§ **Work to do**: Determine the number of lines holding the word "hint"; answer with that number only.

Saved entries
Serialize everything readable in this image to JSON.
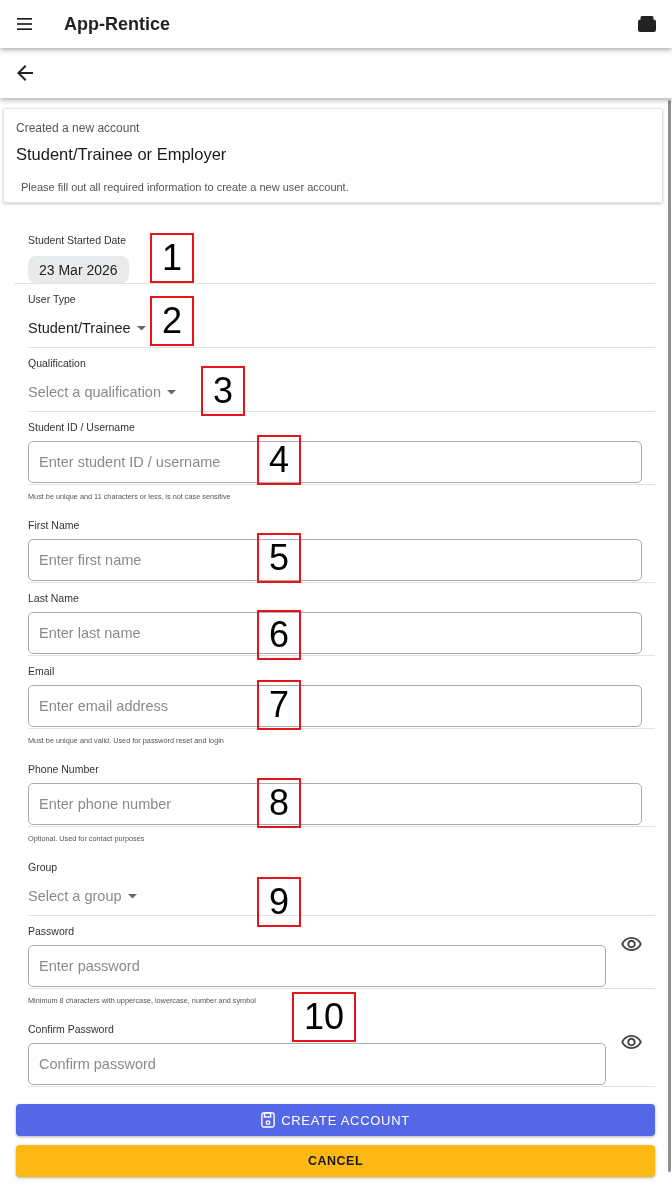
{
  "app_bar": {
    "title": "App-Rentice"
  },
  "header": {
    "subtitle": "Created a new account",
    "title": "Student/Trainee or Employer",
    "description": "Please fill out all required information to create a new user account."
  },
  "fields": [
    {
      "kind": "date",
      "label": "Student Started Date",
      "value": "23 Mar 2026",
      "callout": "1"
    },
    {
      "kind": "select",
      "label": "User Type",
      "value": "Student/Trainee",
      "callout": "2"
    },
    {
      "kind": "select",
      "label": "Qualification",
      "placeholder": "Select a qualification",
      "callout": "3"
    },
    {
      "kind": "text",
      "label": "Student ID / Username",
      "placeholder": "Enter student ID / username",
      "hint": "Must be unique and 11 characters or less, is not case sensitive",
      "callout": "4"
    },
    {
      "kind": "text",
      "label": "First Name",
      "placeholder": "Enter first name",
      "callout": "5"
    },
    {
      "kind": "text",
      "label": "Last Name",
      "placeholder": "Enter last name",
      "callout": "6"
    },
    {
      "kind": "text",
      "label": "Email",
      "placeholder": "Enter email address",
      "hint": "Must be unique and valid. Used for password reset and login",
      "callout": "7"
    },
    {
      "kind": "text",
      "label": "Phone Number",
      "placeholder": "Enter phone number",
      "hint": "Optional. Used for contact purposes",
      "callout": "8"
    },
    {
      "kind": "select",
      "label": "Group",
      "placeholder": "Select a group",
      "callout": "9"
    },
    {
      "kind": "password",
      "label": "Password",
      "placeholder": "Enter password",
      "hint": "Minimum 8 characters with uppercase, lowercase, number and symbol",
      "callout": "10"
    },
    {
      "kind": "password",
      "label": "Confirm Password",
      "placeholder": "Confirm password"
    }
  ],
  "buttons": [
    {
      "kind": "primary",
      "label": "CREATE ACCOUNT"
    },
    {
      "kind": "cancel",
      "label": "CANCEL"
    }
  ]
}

---

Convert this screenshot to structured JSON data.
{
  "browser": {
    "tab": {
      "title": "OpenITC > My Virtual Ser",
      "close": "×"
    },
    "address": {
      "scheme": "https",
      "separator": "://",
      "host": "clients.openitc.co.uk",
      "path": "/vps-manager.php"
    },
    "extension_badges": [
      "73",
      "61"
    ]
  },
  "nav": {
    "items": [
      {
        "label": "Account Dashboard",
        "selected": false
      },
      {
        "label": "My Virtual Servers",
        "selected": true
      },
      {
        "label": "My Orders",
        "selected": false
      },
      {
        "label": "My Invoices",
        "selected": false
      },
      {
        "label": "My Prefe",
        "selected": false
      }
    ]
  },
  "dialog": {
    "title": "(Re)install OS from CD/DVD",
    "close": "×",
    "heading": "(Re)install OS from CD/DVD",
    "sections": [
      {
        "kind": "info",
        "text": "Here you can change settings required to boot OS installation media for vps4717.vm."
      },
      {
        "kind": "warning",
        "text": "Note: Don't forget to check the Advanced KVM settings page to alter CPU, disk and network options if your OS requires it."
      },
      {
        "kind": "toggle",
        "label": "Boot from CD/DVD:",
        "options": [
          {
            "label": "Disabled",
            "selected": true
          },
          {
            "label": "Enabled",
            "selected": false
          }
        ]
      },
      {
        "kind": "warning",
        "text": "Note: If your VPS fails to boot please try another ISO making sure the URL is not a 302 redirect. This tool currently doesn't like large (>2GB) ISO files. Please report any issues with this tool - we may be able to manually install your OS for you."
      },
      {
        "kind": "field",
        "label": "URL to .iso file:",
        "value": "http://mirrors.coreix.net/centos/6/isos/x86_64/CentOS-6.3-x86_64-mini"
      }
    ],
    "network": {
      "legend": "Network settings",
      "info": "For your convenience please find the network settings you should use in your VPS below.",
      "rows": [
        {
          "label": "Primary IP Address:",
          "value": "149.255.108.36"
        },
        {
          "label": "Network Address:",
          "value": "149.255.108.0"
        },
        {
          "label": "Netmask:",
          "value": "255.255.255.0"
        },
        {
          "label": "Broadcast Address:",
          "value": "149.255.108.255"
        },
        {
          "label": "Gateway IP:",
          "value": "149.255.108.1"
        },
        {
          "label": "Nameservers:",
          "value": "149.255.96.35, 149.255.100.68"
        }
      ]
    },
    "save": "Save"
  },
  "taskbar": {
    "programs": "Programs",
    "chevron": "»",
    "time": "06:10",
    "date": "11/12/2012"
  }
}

§ **Answer below**: 4